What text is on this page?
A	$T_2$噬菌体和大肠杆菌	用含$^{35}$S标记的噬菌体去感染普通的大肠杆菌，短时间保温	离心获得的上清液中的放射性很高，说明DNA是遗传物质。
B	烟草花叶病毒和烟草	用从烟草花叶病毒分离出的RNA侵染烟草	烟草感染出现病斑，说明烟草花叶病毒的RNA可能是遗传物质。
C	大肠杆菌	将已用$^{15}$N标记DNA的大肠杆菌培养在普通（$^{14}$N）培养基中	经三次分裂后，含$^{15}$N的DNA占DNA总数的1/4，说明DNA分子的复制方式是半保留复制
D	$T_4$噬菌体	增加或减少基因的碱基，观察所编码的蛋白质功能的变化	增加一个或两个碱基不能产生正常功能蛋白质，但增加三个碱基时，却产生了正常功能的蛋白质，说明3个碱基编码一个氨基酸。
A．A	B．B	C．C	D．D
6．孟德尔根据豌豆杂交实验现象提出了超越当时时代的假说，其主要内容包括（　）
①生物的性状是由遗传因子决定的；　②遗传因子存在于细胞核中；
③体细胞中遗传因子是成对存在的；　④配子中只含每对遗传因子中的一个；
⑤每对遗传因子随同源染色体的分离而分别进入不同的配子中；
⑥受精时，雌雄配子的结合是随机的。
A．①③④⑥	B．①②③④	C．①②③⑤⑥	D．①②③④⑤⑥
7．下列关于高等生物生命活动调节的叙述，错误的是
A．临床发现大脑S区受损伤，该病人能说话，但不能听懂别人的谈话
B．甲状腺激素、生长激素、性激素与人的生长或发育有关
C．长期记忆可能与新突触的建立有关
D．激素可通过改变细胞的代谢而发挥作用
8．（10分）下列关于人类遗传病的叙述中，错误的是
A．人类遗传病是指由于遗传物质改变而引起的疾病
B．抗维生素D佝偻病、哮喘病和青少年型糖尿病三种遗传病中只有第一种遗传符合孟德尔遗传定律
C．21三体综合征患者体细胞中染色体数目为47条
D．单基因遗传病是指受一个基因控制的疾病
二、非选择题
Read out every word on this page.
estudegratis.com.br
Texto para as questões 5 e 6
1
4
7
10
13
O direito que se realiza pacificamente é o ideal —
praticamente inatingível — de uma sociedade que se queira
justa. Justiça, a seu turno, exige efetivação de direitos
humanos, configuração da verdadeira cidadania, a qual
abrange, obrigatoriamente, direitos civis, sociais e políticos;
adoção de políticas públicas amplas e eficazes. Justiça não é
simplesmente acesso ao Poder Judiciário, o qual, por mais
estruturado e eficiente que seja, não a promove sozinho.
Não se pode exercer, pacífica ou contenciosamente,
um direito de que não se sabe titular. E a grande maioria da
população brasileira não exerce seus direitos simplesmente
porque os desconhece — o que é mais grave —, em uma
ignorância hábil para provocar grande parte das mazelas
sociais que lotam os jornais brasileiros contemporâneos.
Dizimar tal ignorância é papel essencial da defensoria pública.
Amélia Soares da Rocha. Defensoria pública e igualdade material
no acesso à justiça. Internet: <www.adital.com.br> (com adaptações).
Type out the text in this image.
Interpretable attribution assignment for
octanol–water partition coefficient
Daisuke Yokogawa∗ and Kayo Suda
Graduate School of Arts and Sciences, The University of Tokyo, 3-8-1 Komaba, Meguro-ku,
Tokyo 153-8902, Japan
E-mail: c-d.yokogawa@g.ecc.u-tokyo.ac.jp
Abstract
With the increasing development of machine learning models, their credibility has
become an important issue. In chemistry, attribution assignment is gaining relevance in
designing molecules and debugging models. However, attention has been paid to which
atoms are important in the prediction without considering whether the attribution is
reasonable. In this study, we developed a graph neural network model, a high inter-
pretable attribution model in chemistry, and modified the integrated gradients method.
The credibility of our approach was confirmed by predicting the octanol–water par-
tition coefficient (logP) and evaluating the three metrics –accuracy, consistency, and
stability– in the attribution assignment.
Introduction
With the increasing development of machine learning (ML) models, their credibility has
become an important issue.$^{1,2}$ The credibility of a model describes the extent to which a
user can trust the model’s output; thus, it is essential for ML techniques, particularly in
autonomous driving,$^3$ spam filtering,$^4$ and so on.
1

--

## Exercise directions:
Reproduce the records word for word.

## Solution:
What text is on this page?
A	$T_2$噬菌体和大肠杆菌	用含$^{35}$S标记的噬菌体去感染普通的大肠杆菌，短时间保温	离心获得的上清液中的放射性很高，说明DNA是遗传物质。
B	烟草花叶病毒和烟草	用从烟草花叶病毒分离出的RNA侵染烟草	烟草感染出现病斑，说明烟草花叶病毒的RNA可能是遗传物质。
C	大肠杆菌	将已用$^{15}$N标记DNA的大肠杆菌培养在普通（$^{14}$N）培养基中	经三次分裂后，含$^{15}$N的DNA占DNA总数的1/4，说明DNA分子的复制方式是半保留复制
D	$T_4$噬菌体	增加或减少基因的碱基，观察所编码的蛋白质功能的变化	增加一个或两个碱基不能产生正常功能蛋白质，但增加三个碱基时，却产生了正常功能的蛋白质，说明3个碱基编码一个氨基酸。
A．A	B．B	C．C	D．D
6．孟德尔根据豌豆杂交实验现象提出了超越当时时代的假说，其主要内容包括（　）
①生物的性状是由遗传因子决定的；　②遗传因子存在于细胞核中；
③体细胞中遗传因子是成对存在的；　④配子中只含每对遗传因子中的一个；
⑤每对遗传因子随同源染色体的分离而分别进入不同的配子中；
⑥受精时，雌雄配子的结合是随机的。
A．①③④⑥	B．①②③④	C．①②③⑤⑥	D．①②③④⑤⑥
7．下列关于高等生物生命活动调节的叙述，错误的是
A．临床发现大脑S区受损伤，该病人能说话，但不能听懂别人的谈话
B．甲状腺激素、生长激素、性激素与人的生长或发育有关
C．长期记忆可能与新突触的建立有关
D．激素可通过改变细胞的代谢而发挥作用
8．（10分）下列关于人类遗传病的叙述中，错误的是
A．人类遗传病是指由于遗传物质改变而引起的疾病
B．抗维生素D佝偻病、哮喘病和青少年型糖尿病三种遗传病中只有第一种遗传符合孟德尔遗传定律
C．21三体综合征患者体细胞中染色体数目为47条
D．单基因遗传病是指受一个基因控制的疾病
二、非选择题
Read out every word on this page.
estudegratis.com.br
Texto para as questões 5 e 6
1
4
7
10
13
O direito que se realiza pacificamente é o ideal —
praticamente inatingível — de uma sociedade que se queira
justa. Justiça, a seu turno, exige efetivação de direitos
humanos, configuração da verdadeira cidadania, a qual
abrange, obrigatoriamente, direitos civis, sociais e políticos;
adoção de políticas públicas amplas e eficazes. Justiça não é
simplesmente acesso ao Poder Judiciário, o qual, por mais
estruturado e eficiente que seja, não a promove sozinho.
Não se pode exercer, pacífica ou contenciosamente,
um direito de que não se sabe titular. E a grande maioria da
população brasileira não exerce seus direitos simplesmente
porque os desconhece — o que é mais grave —, em uma
ignorância hábil para provocar grande parte das mazelas
sociais que lotam os jornais brasileiros contemporâneos.
Dizimar tal ignorância é papel essencial da defensoria pública.
Amélia Soares da Rocha. Defensoria pública e igualdade material
no acesso à justiça. Internet: <www.adital.com.br> (com adaptações).
Type out the text in this image.
Interpretable attribution assignment for
octanol–water partition coefficient
Daisuke Yokogawa∗ and Kayo Suda
Graduate School of Arts and Sciences, The University of Tokyo, 3-8-1 Komaba, Meguro-ku,
Tokyo 153-8902, Japan
E-mail: c-d.yokogawa@g.ecc.u-tokyo.ac.jp
Abstract
With the increasing development of machine learning models, their credibility has
become an important issue. In chemistry, attribution assignment is gaining relevance in
designing molecules and debugging models. However, attention has been paid to which
atoms are important in the prediction without considering whether the attribution is
reasonable. In this study, we developed a graph neural network model, a high inter-
pretable attribution model in chemistry, and modified the integrated gradients method.
The credibility of our approach was confirmed by predicting the octanol–water par-
tition coefficient (logP) and evaluating the three metrics –accuracy, consistency, and
stability– in the attribution assignment.
Introduction
With the increasing development of machine learning (ML) models, their credibility has
become an important issue.$^{1,2}$ The credibility of a model describes the extent to which a
user can trust the model’s output; thus, it is essential for ML techniques, particularly in
autonomous driving,$^3$ spam filtering,$^4$ and so on.
1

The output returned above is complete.